*SUPPLIED DATA*
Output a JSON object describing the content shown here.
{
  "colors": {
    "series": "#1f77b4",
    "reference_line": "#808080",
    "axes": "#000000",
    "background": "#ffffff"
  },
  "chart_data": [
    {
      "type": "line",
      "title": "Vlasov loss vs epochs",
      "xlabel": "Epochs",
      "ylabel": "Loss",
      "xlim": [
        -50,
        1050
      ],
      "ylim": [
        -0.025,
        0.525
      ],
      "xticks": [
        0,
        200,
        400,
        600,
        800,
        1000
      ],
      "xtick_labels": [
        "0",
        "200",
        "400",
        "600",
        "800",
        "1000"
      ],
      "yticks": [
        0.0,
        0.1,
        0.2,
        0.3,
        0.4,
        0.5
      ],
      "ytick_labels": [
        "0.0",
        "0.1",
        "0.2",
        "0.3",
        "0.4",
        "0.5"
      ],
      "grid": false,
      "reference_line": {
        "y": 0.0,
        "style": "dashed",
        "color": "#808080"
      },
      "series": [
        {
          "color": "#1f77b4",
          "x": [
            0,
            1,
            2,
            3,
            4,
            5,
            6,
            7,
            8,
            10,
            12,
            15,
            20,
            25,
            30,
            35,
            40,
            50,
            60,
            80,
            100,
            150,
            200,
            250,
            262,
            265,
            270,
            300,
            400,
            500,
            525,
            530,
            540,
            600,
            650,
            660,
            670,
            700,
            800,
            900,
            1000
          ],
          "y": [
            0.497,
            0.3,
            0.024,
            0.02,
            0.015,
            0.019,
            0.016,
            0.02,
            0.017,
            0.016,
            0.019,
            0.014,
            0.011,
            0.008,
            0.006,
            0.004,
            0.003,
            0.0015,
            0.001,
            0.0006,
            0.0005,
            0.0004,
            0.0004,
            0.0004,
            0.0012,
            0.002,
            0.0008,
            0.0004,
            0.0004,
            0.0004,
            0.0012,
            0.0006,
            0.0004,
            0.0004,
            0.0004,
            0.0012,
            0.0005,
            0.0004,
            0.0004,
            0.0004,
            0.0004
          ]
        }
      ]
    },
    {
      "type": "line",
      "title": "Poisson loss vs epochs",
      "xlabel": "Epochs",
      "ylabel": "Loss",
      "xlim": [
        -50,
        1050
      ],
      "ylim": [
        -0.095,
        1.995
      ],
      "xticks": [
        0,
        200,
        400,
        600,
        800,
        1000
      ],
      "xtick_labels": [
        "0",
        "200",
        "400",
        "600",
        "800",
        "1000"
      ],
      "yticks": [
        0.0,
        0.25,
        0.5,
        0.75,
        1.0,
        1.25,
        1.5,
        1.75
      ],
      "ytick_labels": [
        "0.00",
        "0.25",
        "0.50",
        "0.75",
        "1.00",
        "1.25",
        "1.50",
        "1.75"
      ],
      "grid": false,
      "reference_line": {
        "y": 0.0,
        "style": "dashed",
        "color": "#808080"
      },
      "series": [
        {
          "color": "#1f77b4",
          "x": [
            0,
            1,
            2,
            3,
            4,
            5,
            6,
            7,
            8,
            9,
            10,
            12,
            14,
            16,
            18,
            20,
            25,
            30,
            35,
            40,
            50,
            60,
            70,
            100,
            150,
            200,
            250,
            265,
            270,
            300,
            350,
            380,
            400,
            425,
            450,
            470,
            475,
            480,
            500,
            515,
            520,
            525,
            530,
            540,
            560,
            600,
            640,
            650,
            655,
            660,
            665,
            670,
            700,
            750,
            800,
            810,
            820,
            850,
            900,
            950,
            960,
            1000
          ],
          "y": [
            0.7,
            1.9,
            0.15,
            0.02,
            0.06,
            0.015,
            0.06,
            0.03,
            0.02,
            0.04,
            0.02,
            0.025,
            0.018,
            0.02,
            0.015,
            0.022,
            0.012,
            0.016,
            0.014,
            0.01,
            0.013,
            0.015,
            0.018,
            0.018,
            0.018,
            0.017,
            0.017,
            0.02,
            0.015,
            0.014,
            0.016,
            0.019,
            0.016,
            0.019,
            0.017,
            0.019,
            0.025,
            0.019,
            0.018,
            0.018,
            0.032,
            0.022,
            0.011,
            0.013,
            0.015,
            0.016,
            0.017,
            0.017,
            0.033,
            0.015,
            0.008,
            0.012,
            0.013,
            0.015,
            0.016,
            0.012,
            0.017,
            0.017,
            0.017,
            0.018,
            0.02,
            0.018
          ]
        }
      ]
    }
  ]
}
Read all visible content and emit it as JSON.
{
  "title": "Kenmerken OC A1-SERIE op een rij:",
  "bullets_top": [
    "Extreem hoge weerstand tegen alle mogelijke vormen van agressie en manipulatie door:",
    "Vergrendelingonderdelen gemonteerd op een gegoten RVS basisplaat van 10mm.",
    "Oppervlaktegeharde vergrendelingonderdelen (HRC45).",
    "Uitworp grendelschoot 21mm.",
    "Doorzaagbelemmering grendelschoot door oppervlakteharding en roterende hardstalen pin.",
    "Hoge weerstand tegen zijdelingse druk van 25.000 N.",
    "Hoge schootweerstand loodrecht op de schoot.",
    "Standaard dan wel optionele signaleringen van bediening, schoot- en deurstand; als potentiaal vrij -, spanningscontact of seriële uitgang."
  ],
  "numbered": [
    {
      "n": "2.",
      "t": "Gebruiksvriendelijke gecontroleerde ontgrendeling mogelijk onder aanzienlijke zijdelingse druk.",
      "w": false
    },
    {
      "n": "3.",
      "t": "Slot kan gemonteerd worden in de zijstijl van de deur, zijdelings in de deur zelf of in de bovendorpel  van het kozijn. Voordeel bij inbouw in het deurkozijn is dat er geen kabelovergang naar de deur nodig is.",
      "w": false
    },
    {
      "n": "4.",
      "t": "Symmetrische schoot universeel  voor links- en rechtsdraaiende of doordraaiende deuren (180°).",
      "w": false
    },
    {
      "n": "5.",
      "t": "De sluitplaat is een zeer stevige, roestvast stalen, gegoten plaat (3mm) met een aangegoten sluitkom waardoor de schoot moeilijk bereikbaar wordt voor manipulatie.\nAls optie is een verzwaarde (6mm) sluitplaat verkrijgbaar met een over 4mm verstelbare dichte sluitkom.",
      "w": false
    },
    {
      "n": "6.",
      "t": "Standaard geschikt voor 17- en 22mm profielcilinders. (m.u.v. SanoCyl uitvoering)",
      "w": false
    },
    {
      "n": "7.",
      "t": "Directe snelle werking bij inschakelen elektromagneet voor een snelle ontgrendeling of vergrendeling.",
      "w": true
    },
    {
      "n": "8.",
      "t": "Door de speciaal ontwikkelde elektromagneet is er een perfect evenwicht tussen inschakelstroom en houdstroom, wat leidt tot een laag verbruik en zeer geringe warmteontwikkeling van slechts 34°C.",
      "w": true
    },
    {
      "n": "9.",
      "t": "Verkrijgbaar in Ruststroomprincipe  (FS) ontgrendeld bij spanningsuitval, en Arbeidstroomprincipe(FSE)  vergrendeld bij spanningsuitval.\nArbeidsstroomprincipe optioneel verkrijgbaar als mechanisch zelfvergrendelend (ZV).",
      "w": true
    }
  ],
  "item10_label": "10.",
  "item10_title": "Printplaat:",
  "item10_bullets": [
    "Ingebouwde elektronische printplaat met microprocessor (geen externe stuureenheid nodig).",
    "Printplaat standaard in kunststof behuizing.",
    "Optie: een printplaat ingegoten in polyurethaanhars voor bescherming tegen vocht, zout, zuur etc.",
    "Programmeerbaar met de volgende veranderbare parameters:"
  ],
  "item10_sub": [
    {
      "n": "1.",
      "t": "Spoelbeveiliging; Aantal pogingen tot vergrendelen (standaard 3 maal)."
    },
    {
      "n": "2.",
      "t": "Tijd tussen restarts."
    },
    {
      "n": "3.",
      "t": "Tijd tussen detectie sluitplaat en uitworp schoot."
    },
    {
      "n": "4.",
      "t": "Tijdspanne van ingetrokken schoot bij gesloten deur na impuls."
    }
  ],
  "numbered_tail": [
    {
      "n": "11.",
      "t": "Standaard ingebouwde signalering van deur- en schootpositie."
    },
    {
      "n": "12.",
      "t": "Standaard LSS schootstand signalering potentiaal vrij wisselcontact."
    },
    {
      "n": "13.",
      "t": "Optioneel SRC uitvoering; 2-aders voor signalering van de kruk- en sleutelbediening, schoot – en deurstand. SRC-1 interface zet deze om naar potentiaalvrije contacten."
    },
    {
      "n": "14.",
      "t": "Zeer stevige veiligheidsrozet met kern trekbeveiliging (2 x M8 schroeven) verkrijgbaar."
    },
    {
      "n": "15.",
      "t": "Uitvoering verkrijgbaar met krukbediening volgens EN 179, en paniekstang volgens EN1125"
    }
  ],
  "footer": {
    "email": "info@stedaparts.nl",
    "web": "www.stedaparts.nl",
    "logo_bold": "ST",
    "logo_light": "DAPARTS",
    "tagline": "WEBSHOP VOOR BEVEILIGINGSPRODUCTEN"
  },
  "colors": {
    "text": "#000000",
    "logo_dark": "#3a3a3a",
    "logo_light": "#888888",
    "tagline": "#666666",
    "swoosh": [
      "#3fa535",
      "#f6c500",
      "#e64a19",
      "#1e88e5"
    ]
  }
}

*DIRECTIONS*
Identify the lines that hold the word "verkrijgbaar". Copy every one of them.

*TASK ANSWER*
      "t": "De sluitplaat is een zeer stevige, roestvast stalen, gegoten plaat (3mm) met een aangegoten sluitkom waardoor de schoot moeilijk bereikbaar wordt voor manipulatie.\nAls optie is een verzwaarde (6mm) sluitplaat verkrijgbaar met een over 4mm verstelbare dichte sluitkom.",
      "t": "Verkrijgbaar in Ruststroomprincipe  (FS) ontgrendeld bij spanningsuitval, en Arbeidstroomprincipe(FSE)  vergrendeld bij spanningsuitval.\nArbeidsstroomprincipe optioneel verkrijgbaar als mechanisch zelfvergrendelend (ZV).",
      "t": "Zeer stevige veiligheidsrozet met kern trekbeveiliging (2 x M8 schroeven) verkrijgbaar."
      "t": "Uitvoering verkrijgbaar met krukbediening volgens EN 179, en paniekstang volgens EN1125"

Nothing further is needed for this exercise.